A block of data:
┏━━
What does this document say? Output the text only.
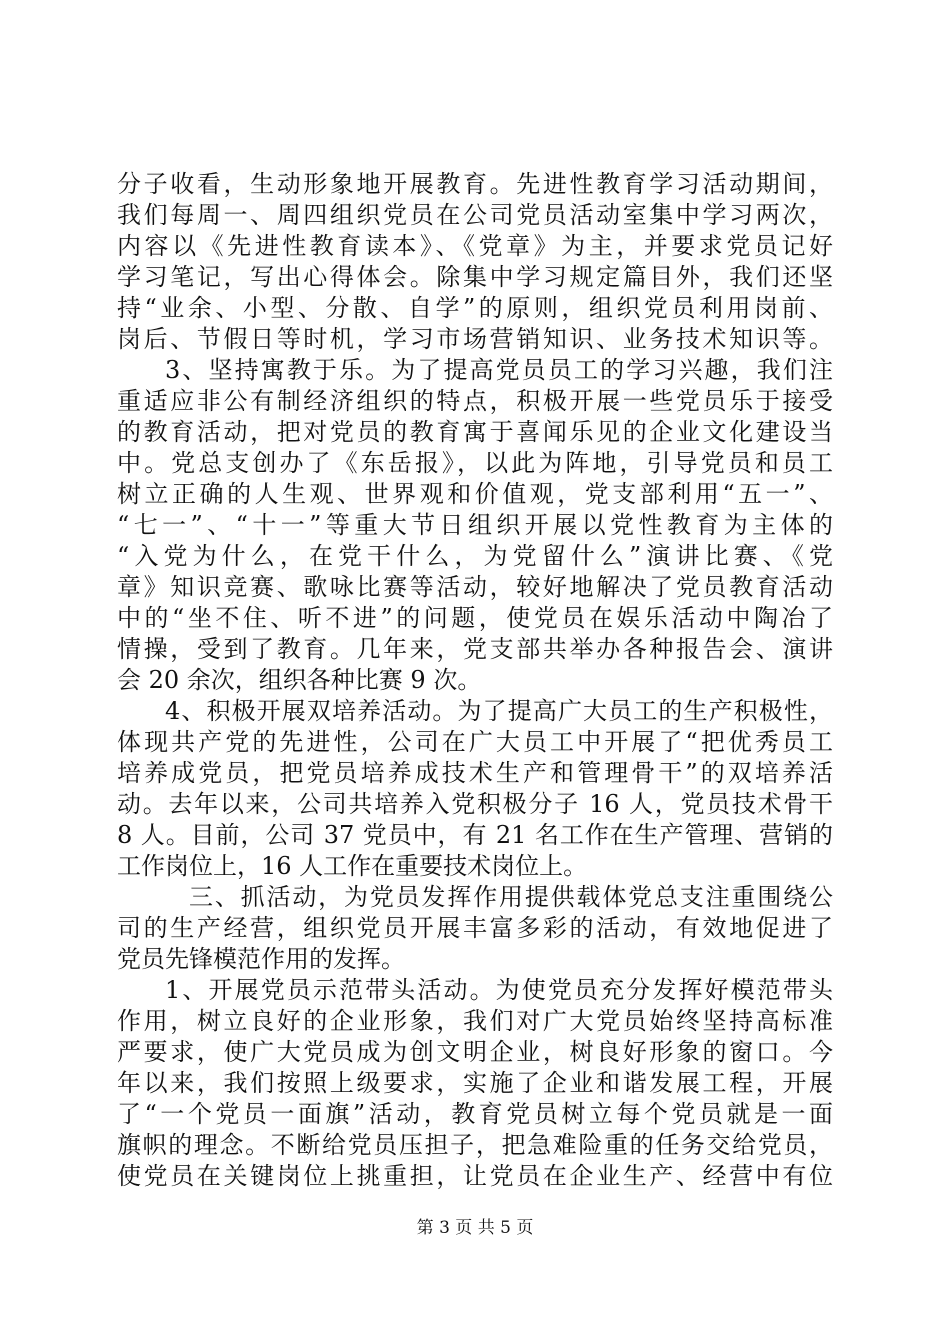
分子收看，生动形象地开展教育。先进性教育学习活动期间，
我们每周一、周四组织党员在公司党员活动室集中学习两次，
内容以《先进性教育读本》、《党章》为主，并要求党员记好
学习笔记，写出心得体会。除集中学习规定篇目外，我们还坚
持“业余、小型、分散、自学”的原则，组织党员利用岗前、
岗后、节假日等时机，学习市场营销知识、业务技术知识等。
3、坚持寓教于乐。为了提高党员员工的学习兴趣，我们注
重适应非公有制经济组织的特点，积极开展一些党员乐于接受
的教育活动，把对党员的教育寓于喜闻乐见的企业文化建设当
中。党总支创办了《东岳报》，以此为阵地，引导党员和员工
树立正确的人生观、世界观和价值观，党支部利用“五一”、
“七一”、“十一”等重大节日组织开展以党性教育为主体的
“入党为什么，在党干什么，为党留什么”演讲比赛、《党
章》知识竞赛、歌咏比赛等活动，较好地解决了党员教育活动
中的“坐不住、听不进”的问题，使党员在娱乐活动中陶冶了
情操，受到了教育。几年来，党支部共举办各种报告会、演讲
会 20 余次，组织各种比赛 9 次。
4、积极开展双培养活动。为了提高广大员工的生产积极性，
体现共产党的先进性，公司在广大员工中开展了“把优秀员工
培养成党员，把党员培养成技术生产和管理骨干”的双培养活
动。去年以来，公司共培养入党积极分子 16 人，党员技术骨干
8 人。目前，公司 37 党员中，有 21 名工作在生产管理、营销的
工作岗位上，16 人工作在重要技术岗位上。
三、抓活动，为党员发挥作用提供载体党总支注重围绕公
司的生产经营，组织党员开展丰富多彩的活动，有效地促进了
党员先锋模范作用的发挥。
1、开展党员示范带头活动。为使党员充分发挥好模范带头
作用，树立良好的企业形象，我们对广大党员始终坚持高标准
严要求，使广大党员成为创文明企业，树良好形象的窗口。今
年以来，我们按照上级要求，实施了企业和谐发展工程，开展
了“一个党员一面旗”活动，教育党员树立每个党员就是一面
旗帜的理念。不断给党员压担子，把急难险重的任务交给党员，
使党员在关键岗位上挑重担，让党员在企业生产、经营中有位
第 3 页 共 5 页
┗━━
**Task instructions**
Restate each entry word for word, please, but drop any images it holds.

**Solution below**
What does this document say? Output the text only.
分子收看，生动形象地开展教育。先进性教育学习活动期间，
我们每周一、周四组织党员在公司党员活动室集中学习两次，
内容以《先进性教育读本》、《党章》为主，并要求党员记好
学习笔记，写出心得体会。除集中学习规定篇目外，我们还坚
持“业余、小型、分散、自学”的原则，组织党员利用岗前、
岗后、节假日等时机，学习市场营销知识、业务技术知识等。
3、坚持寓教于乐。为了提高党员员工的学习兴趣，我们注
重适应非公有制经济组织的特点，积极开展一些党员乐于接受
的教育活动，把对党员的教育寓于喜闻乐见的企业文化建设当
中。党总支创办了《东岳报》，以此为阵地，引导党员和员工
树立正确的人生观、世界观和价值观，党支部利用“五一”、
“七一”、“十一”等重大节日组织开展以党性教育为主体的
“入党为什么，在党干什么，为党留什么”演讲比赛、《党
章》知识竞赛、歌咏比赛等活动，较好地解决了党员教育活动
中的“坐不住、听不进”的问题，使党员在娱乐活动中陶冶了
情操，受到了教育。几年来，党支部共举办各种报告会、演讲
会 20 余次，组织各种比赛 9 次。
4、积极开展双培养活动。为了提高广大员工的生产积极性，
体现共产党的先进性，公司在广大员工中开展了“把优秀员工
培养成党员，把党员培养成技术生产和管理骨干”的双培养活
动。去年以来，公司共培养入党积极分子 16 人，党员技术骨干
8 人。目前，公司 37 党员中，有 21 名工作在生产管理、营销的
工作岗位上，16 人工作在重要技术岗位上。
三、抓活动，为党员发挥作用提供载体党总支注重围绕公
司的生产经营，组织党员开展丰富多彩的活动，有效地促进了
党员先锋模范作用的发挥。
1、开展党员示范带头活动。为使党员充分发挥好模范带头
作用，树立良好的企业形象，我们对广大党员始终坚持高标准
严要求，使广大党员成为创文明企业，树良好形象的窗口。今
年以来，我们按照上级要求，实施了企业和谐发展工程，开展
了“一个党员一面旗”活动，教育党员树立每个党员就是一面
旗帜的理念。不断给党员压担子，把急难险重的任务交给党员，
使党员在关键岗位上挑重担，让党员在企业生产、经营中有位
第 3 页 共 5 页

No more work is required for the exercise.